• THE PROBLEM
Find how many lines in the material hold the word "screenshot", then state that number and nothing more.

(Figure content listings)
__________________________________________________
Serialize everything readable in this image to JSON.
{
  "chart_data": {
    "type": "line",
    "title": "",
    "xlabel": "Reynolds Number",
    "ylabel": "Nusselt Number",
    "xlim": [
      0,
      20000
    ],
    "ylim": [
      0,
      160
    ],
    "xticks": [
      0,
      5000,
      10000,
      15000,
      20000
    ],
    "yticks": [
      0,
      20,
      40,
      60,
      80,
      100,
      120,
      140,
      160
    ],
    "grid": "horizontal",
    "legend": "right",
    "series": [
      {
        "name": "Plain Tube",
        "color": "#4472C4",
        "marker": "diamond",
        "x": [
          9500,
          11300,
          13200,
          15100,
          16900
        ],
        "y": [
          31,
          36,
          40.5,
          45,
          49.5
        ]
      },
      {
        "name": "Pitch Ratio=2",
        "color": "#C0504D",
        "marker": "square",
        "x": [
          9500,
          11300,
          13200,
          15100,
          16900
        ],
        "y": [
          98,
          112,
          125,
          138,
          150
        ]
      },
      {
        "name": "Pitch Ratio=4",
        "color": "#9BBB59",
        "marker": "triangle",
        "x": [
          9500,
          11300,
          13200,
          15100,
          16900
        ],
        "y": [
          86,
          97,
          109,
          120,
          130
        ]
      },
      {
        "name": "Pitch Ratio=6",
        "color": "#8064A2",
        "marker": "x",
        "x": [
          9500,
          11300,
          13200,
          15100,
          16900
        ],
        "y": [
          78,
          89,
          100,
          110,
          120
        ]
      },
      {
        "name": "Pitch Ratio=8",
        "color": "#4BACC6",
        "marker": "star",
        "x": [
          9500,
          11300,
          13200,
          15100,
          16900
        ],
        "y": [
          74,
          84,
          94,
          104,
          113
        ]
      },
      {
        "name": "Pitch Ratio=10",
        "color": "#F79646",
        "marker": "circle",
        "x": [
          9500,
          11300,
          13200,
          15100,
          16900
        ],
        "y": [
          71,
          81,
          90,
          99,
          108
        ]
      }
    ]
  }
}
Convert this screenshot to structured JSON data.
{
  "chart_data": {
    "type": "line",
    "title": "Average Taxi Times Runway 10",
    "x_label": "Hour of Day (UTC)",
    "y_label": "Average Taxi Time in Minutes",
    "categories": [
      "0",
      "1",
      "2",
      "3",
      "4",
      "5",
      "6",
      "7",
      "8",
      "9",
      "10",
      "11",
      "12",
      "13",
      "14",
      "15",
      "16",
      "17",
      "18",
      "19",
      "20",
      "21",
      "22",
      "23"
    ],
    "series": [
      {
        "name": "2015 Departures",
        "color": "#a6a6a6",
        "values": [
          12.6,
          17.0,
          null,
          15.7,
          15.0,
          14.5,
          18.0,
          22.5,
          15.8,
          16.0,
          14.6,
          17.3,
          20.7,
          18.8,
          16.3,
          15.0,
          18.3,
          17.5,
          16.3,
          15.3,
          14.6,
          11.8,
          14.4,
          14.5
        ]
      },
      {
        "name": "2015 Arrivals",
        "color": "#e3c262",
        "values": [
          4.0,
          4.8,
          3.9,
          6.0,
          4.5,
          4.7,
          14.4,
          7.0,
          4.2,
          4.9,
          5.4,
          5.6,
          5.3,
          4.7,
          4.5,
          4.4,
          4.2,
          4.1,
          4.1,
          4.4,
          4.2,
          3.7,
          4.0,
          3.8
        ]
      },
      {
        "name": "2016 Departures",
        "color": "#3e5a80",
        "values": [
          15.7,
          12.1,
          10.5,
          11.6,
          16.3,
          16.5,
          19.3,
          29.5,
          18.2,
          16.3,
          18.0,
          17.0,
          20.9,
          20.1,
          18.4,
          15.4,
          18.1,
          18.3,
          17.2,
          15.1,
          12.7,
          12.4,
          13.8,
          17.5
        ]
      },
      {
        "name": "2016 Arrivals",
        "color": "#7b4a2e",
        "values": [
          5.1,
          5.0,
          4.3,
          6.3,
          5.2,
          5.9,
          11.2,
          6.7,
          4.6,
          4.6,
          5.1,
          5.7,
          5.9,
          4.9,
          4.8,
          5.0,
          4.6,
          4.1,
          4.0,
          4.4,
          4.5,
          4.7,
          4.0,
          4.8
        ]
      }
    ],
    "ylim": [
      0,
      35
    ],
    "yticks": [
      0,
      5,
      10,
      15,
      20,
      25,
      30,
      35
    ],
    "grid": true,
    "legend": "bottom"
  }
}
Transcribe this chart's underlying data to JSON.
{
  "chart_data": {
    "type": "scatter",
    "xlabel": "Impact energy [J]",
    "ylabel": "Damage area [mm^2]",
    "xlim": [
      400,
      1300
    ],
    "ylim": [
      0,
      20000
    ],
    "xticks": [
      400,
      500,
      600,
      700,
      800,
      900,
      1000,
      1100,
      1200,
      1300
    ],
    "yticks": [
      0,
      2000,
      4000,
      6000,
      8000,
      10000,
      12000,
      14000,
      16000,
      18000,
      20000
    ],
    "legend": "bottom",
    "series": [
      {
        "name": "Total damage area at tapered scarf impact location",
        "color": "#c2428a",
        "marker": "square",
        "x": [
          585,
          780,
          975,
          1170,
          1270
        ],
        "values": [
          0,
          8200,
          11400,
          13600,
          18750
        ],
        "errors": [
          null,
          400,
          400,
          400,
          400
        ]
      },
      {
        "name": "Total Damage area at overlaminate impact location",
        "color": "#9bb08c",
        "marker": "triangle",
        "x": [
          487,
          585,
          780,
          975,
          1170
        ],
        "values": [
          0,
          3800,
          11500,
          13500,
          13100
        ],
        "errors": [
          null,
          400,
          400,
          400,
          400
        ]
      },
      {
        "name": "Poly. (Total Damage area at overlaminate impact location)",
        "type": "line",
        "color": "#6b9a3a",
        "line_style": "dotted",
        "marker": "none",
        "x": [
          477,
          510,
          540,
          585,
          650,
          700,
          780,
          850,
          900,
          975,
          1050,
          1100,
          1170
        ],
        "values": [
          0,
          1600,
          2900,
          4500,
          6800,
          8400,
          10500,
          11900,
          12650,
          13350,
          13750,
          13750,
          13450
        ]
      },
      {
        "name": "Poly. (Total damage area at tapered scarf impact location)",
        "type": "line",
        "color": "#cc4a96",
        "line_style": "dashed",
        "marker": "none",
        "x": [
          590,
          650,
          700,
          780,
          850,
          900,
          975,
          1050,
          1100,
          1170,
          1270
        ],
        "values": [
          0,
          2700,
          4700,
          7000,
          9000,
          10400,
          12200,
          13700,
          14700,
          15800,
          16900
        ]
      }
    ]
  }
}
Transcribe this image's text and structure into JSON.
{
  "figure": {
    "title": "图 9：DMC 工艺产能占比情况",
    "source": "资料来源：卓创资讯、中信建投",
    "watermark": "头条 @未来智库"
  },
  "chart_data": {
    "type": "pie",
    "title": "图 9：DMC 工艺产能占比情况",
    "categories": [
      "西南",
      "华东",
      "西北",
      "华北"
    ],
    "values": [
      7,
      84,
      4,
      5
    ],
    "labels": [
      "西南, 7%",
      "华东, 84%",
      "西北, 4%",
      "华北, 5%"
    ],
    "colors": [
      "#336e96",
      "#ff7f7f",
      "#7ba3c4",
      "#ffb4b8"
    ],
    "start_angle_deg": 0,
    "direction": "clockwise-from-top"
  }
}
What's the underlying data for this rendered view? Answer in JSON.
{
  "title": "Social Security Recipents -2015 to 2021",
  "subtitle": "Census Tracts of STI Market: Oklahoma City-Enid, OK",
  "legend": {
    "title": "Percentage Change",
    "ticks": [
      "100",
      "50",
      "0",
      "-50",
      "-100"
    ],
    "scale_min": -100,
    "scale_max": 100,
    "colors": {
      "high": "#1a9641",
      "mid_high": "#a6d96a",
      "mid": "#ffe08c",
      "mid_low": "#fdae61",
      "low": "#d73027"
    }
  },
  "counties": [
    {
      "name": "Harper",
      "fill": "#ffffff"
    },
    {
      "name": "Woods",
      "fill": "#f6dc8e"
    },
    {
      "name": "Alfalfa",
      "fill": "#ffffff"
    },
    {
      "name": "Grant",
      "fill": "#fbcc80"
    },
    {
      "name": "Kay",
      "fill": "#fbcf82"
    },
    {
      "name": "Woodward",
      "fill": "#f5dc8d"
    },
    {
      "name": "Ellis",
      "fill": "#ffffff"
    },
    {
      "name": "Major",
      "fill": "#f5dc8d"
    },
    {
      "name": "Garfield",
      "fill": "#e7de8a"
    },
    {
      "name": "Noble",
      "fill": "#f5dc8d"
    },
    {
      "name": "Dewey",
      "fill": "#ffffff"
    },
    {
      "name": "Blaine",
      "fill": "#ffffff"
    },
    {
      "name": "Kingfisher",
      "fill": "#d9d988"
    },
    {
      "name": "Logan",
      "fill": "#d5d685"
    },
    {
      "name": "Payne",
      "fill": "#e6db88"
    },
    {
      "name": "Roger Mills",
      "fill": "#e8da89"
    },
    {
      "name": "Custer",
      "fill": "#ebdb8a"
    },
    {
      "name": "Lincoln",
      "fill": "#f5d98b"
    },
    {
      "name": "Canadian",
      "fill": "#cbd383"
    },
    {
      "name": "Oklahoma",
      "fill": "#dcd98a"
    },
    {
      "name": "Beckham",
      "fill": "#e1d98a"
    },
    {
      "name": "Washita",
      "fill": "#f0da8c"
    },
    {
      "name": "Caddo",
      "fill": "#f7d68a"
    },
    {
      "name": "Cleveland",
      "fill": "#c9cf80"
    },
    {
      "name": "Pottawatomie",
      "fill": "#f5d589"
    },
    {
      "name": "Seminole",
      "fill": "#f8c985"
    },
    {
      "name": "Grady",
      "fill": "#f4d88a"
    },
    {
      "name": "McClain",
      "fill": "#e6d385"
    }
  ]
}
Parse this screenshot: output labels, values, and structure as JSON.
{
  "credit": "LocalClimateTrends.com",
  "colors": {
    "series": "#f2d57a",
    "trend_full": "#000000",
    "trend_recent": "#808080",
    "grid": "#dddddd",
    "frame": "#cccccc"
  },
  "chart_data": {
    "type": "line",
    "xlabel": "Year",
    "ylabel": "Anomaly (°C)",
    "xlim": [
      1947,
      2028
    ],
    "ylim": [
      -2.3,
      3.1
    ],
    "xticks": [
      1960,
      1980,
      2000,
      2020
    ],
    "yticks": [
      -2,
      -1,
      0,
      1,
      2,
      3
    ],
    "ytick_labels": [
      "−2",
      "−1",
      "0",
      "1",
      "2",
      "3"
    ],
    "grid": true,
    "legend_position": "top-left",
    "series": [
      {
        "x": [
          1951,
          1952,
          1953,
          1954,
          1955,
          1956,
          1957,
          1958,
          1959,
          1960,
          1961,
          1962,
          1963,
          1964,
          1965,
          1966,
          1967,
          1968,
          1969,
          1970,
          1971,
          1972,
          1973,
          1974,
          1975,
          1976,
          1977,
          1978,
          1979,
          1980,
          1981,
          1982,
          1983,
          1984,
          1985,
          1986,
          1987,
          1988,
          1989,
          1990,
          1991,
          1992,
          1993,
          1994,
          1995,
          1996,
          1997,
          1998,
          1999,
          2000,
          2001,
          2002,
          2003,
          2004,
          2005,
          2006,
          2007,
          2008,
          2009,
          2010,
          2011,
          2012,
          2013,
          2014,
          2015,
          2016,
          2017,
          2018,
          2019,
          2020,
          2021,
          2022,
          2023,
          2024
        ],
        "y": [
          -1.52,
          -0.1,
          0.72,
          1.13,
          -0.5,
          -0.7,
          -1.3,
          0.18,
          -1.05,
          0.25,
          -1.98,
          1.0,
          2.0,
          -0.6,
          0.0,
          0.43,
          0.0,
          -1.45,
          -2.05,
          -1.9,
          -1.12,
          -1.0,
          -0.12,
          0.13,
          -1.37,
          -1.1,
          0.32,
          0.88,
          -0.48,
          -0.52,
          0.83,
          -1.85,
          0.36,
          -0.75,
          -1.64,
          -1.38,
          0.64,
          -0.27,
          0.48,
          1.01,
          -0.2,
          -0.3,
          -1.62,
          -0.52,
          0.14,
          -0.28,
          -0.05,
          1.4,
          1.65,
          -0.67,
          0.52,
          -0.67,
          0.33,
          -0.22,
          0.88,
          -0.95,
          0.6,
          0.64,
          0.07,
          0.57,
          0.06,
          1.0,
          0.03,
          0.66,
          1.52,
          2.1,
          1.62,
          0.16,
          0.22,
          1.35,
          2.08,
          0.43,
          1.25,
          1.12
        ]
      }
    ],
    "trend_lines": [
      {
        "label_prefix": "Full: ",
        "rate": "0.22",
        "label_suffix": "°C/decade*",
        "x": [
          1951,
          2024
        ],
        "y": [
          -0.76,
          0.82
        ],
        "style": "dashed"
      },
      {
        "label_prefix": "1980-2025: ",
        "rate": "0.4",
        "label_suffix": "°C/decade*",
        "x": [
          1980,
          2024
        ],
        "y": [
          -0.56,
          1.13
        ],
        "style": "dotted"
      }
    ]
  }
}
__________________________________________________
• SOLUTION
2